* **Exercise objective**
Output solely the number of lines containing the string "other".

* **Data listing**
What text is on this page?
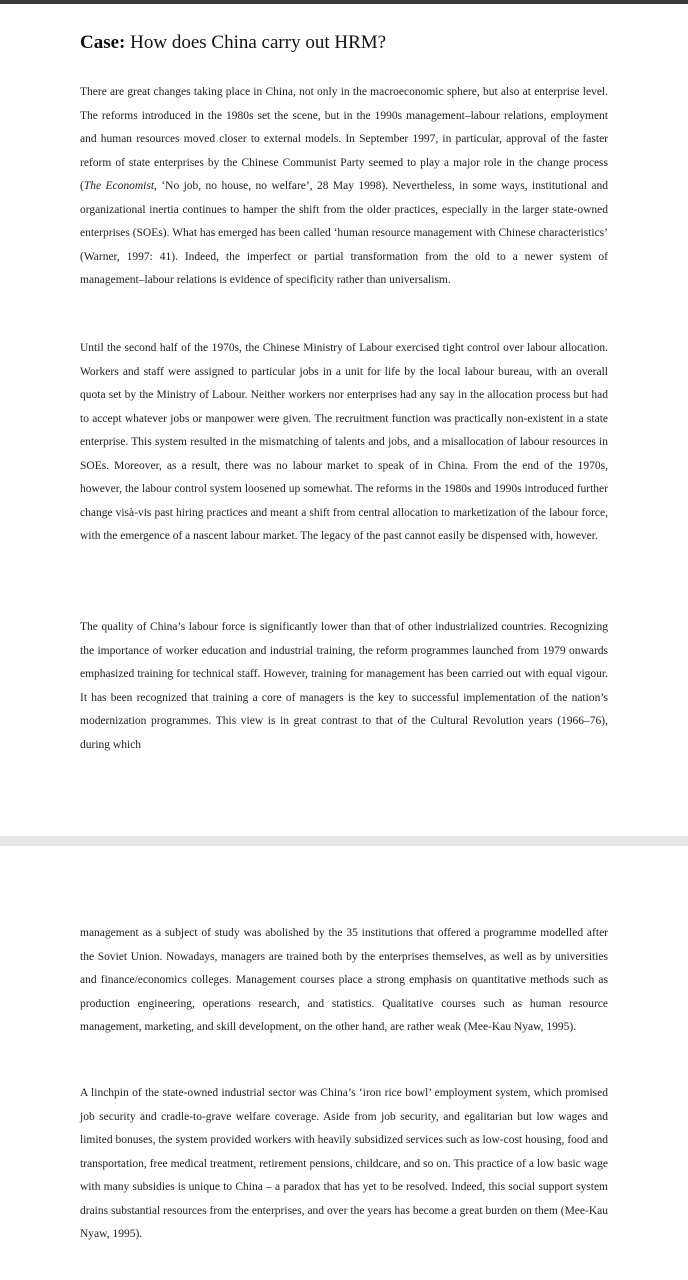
Case: How does China carry out HRM?

There are great changes taking place in China, not only in the macroeconomic sphere, but also at enterprise level. The reforms introduced in the 1980s set the scene, but in the 1990s management–labour relations, employment and human resources moved closer to external models. In September 1997, in particular, approval of the faster reform of state enterprises by the Chinese Communist Party seemed to play a major role in the change process (The Economist, ‘No job, no house, no welfare’, 28 May 1998). Nevertheless, in some ways, institutional and organizational inertia continues to hamper the shift from the older practices, especially in the larger state-owned enterprises (SOEs). What has emerged has been called ‘human resource management with Chinese characteristics’ (Warner, 1997: 41). Indeed, the imperfect or partial transformation from the old to a newer system of management–labour relations is evidence of specificity rather than universalism.

Until the second half of the 1970s, the Chinese Ministry of Labour exercised tight control over labour allocation. Workers and staff were assigned to particular jobs in a unit for life by the local labour bureau, with an overall quota set by the Ministry of Labour. Neither workers nor enterprises had any say in the allocation process but had to accept whatever jobs or manpower were given. The recruitment function was practically non-existent in a state enterprise. This system resulted in the mismatching of talents and jobs, and a misallocation of labour resources in SOEs. Moreover, as a result, there was no labour market to speak of in China. From the end of the 1970s, however, the labour control system loosened up somewhat. The reforms in the 1980s and 1990s introduced further change visà-vis past hiring practices and meant a shift from central allocation to marketization of the labour force, with the emergence of a nascent labour market. The legacy of the past cannot easily be dispensed with, however.

The quality of China’s labour force is significantly lower than that of other industrialized countries. Recognizing the importance of worker education and industrial training, the reform programmes launched from 1979 onwards emphasized training for technical staff. However, training for management has been carried out with equal vigour. It has been recognized that training a core of managers is the key to successful implementation of the nation’s modernization programmes. This view is in great contrast to that of the Cultural Revolution years (1966–76), during which

management as a subject of study was abolished by the 35 institutions that offered a programme modelled after the Soviet Union. Nowadays, managers are trained both by the enterprises themselves, as well as by universities and finance/economics colleges. Management courses place a strong emphasis on quantitative methods such as production engineering, operations research, and statistics. Qualitative courses such as human resource management, marketing, and skill development, on the other hand, are rather weak (Mee-Kau Nyaw, 1995).

A linchpin of the state-owned industrial sector was China’s ‘iron rice bowl’ employment system, which promised job security and cradle-to-grave welfare coverage. Aside from job security, and egalitarian but low wages and limited bonuses, the system provided workers with heavily subsidized services such as low-cost housing, food and transportation, free medical treatment, retirement pensions, childcare, and so on. This practice of a low basic wage with many subsidies is unique to China – a paradox that has yet to be resolved. Indeed, this social support system drains substantial resources from the enterprises, and over the years has become a great burden on them (Mee-Kau Nyaw, 1995).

* **Final answer**
2